━━ Information shown

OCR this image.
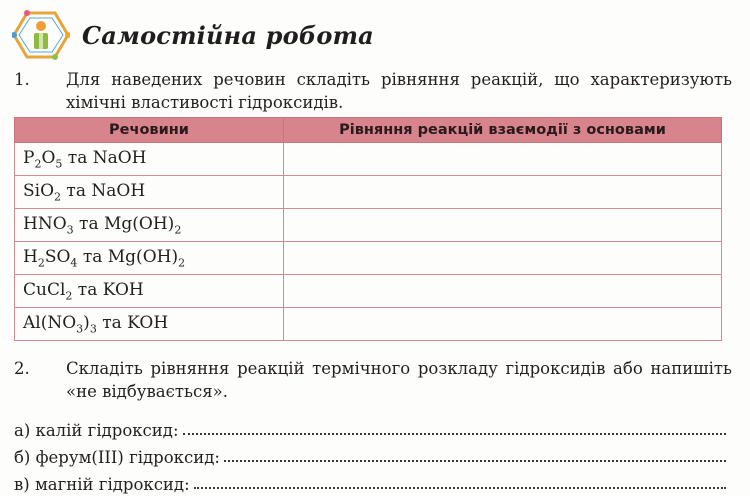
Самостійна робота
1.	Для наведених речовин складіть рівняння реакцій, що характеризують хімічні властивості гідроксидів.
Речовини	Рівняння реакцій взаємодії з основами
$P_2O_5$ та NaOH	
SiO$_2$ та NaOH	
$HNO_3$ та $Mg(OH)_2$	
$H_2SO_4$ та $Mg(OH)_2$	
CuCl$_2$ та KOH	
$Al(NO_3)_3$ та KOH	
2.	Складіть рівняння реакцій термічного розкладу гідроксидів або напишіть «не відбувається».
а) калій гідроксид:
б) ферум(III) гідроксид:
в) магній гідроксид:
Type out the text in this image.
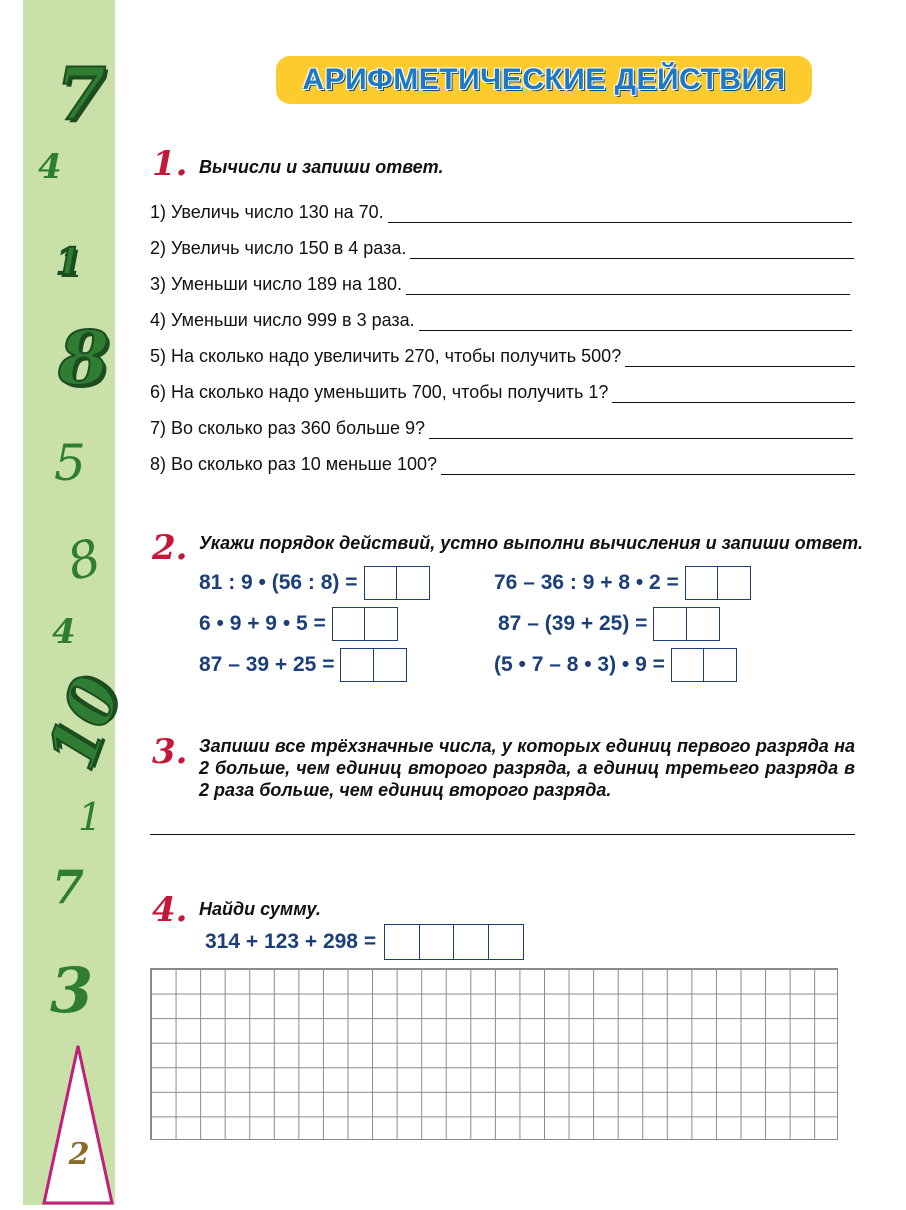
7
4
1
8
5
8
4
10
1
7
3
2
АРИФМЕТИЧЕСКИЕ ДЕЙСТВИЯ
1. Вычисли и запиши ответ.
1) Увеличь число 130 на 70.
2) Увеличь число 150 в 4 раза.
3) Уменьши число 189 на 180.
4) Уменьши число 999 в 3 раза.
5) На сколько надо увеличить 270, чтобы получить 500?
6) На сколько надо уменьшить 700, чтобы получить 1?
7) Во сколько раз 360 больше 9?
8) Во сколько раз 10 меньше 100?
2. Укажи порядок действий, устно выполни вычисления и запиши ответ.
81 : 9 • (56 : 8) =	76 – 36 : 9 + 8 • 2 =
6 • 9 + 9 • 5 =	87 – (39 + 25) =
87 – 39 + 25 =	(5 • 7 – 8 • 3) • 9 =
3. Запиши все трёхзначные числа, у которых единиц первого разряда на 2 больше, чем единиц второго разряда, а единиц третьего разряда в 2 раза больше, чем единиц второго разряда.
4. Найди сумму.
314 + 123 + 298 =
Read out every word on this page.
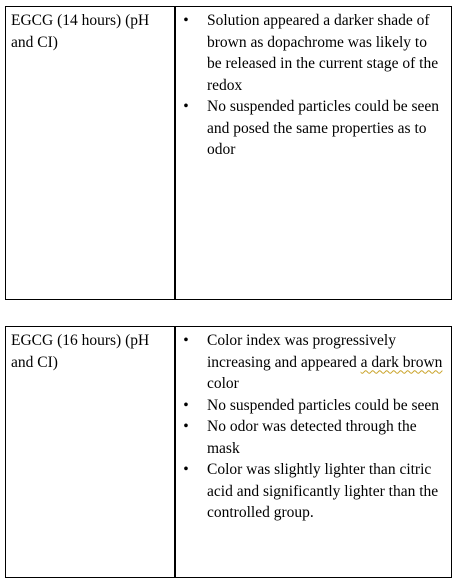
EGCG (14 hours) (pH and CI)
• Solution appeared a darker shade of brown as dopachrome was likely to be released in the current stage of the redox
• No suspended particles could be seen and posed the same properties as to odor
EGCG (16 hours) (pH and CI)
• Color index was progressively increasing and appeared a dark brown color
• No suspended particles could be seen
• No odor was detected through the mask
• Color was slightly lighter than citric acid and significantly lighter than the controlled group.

━━━━

Stated problem: Using the listing above, pick out each line that contains the word "image", then copy it.

Written solution:
OCR this image.
Type out the text in this image.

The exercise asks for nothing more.